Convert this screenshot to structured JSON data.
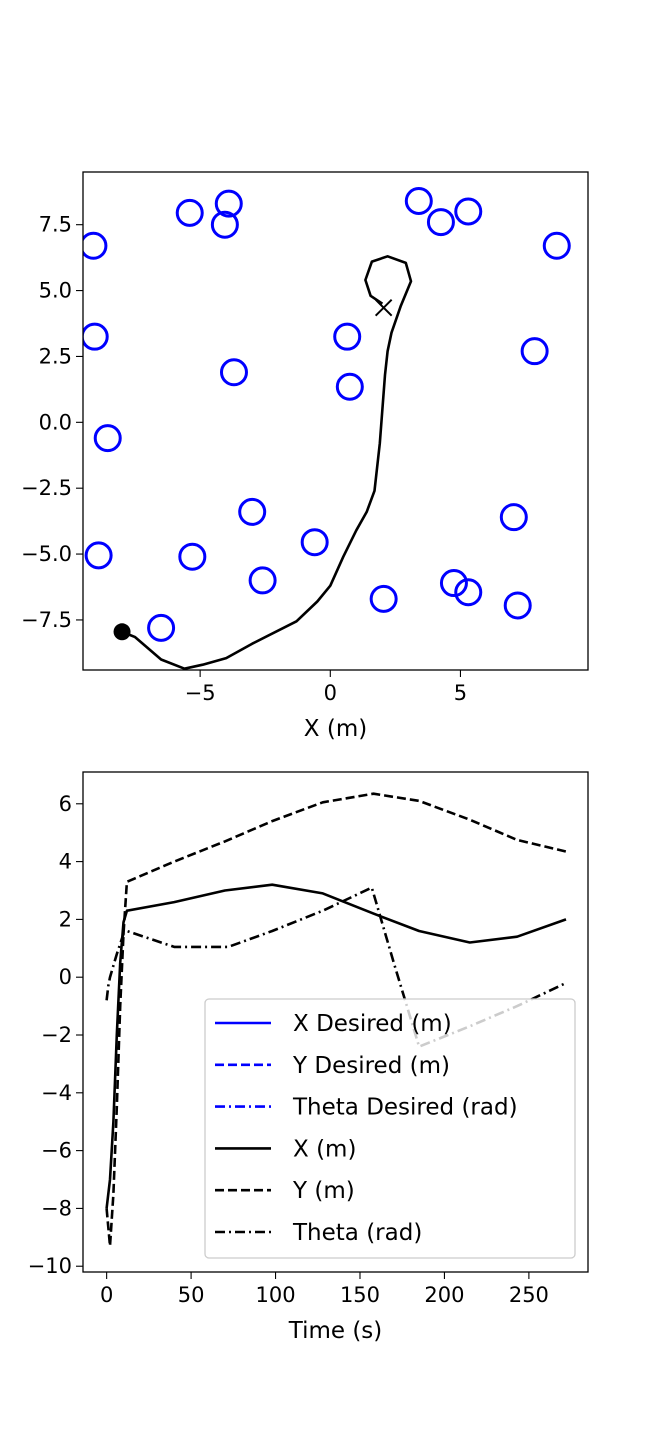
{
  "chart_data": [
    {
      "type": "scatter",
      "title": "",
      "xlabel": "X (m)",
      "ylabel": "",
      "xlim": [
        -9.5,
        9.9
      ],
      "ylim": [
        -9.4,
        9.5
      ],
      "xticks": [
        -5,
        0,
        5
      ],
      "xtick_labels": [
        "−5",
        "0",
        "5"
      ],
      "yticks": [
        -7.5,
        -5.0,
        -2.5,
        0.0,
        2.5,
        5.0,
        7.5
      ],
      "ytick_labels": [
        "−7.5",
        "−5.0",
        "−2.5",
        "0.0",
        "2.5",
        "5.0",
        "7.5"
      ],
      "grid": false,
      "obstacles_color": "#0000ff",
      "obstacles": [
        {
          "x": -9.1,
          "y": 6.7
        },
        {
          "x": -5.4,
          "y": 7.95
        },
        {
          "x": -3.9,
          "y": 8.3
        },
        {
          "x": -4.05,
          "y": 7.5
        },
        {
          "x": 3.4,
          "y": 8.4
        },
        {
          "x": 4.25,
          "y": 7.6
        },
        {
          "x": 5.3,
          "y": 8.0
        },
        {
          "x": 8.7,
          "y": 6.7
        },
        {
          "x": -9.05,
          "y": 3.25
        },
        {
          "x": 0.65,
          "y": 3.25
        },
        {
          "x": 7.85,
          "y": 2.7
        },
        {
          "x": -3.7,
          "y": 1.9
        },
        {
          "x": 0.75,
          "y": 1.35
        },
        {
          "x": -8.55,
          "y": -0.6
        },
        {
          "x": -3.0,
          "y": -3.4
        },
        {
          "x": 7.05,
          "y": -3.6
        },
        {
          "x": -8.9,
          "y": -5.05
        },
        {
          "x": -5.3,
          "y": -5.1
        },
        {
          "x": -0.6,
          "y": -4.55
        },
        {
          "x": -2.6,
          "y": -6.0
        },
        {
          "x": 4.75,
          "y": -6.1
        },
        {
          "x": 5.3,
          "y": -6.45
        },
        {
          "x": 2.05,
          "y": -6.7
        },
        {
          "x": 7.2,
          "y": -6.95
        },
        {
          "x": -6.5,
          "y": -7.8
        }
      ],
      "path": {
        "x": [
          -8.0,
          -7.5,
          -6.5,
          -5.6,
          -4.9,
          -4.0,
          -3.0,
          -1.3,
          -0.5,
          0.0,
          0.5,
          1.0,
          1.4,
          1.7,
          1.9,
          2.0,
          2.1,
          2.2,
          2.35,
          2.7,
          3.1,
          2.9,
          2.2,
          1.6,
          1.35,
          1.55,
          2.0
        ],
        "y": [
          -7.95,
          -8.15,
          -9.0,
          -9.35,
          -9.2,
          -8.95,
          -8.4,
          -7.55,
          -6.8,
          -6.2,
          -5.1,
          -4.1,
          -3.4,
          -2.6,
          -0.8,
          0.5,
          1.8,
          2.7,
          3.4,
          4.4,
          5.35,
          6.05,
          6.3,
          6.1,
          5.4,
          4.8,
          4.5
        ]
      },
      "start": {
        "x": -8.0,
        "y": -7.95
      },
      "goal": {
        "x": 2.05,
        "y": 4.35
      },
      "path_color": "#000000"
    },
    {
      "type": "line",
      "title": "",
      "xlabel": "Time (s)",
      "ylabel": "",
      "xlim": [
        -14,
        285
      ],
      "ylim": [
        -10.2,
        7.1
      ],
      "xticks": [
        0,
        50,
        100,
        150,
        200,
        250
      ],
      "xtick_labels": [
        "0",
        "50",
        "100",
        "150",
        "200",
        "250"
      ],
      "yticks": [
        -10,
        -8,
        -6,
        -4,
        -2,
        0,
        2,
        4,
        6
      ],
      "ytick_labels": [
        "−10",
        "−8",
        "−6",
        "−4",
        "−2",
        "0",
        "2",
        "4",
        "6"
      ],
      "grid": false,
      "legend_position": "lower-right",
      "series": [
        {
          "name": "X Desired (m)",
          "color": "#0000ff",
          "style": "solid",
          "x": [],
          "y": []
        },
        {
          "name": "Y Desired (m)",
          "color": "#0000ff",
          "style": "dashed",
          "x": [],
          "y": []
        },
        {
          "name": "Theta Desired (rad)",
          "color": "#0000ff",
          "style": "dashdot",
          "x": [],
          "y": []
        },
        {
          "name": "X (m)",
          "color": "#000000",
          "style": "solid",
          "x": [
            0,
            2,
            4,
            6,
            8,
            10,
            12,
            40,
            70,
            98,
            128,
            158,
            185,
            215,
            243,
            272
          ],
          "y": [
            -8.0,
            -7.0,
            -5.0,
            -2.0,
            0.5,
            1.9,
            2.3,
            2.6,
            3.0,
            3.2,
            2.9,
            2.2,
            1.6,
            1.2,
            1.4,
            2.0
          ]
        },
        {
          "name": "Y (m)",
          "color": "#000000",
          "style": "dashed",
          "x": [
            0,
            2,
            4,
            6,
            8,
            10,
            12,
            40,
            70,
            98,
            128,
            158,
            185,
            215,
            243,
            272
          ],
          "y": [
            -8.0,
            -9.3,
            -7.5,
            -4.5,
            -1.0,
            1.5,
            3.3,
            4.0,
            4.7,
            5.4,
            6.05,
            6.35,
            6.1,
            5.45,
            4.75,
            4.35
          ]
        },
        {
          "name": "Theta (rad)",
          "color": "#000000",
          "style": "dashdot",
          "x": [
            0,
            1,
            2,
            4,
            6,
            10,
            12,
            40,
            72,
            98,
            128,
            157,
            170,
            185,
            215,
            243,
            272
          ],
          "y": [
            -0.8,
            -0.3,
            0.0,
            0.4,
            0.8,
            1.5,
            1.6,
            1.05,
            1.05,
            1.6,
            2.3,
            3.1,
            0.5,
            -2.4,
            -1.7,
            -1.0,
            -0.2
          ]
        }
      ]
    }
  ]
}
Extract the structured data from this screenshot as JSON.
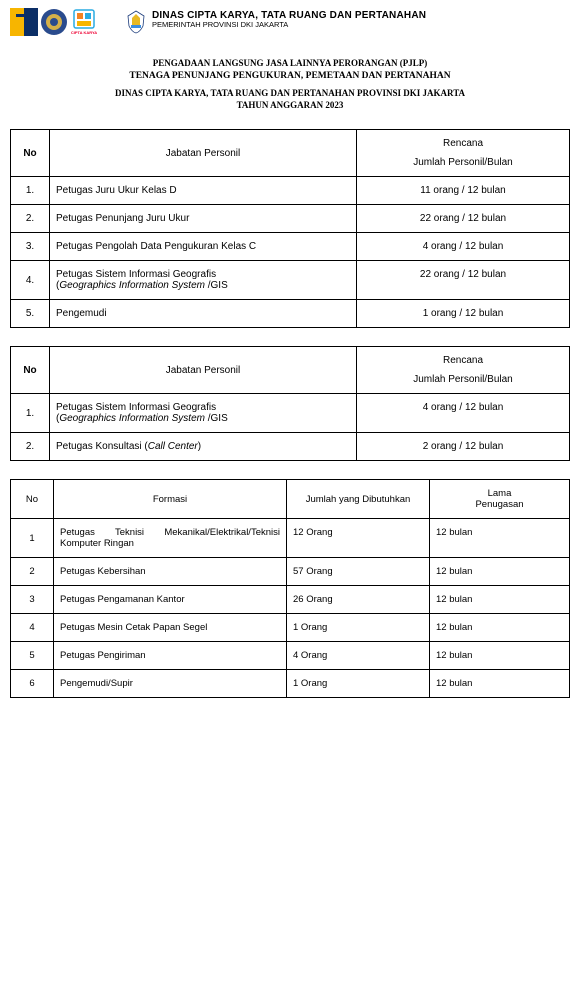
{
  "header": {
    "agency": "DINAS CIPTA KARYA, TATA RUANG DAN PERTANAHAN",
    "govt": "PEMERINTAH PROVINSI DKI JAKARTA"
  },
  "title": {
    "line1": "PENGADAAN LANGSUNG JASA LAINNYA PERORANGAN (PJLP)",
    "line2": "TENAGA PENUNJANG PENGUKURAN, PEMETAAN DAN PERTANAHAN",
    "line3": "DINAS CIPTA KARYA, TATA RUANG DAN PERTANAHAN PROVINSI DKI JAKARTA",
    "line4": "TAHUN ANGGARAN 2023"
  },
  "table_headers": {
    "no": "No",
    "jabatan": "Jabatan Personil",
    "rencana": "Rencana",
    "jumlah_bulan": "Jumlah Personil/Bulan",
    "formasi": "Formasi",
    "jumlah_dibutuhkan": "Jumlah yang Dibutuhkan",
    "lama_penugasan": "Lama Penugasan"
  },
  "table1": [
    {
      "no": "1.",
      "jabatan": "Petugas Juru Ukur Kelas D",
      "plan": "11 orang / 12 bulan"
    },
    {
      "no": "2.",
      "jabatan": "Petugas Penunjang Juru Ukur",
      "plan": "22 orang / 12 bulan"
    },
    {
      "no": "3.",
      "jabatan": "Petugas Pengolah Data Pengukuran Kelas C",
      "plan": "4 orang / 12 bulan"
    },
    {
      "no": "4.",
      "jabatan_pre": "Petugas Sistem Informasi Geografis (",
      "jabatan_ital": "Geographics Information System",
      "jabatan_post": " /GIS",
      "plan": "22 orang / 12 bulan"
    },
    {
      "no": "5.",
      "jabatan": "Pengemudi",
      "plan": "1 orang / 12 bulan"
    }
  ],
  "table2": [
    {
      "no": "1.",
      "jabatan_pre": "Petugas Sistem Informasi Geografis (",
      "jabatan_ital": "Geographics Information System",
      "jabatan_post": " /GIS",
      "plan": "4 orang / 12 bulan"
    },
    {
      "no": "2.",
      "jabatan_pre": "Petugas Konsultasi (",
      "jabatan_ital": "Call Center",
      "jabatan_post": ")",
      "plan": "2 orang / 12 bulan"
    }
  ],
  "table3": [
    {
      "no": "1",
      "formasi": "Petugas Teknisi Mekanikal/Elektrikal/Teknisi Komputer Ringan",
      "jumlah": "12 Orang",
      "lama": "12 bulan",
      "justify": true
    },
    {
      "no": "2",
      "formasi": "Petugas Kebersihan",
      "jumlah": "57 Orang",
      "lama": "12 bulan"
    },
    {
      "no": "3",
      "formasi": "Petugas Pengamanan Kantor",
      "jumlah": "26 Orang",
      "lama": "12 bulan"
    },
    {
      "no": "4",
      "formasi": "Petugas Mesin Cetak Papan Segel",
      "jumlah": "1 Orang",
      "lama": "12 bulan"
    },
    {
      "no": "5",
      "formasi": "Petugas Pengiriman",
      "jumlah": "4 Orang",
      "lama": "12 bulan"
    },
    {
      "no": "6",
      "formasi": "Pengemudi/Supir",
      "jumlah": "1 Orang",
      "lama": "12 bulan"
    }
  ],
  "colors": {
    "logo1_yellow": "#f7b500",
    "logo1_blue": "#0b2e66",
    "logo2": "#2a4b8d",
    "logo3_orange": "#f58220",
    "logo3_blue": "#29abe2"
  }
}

━━━

Do this: Search the preceding listing for the word "Personil" and pull out every line that holds it.

Complete output:
    "jabatan": "Jabatan Personil",
    "jumlah_bulan": "Jumlah Personil/Bulan",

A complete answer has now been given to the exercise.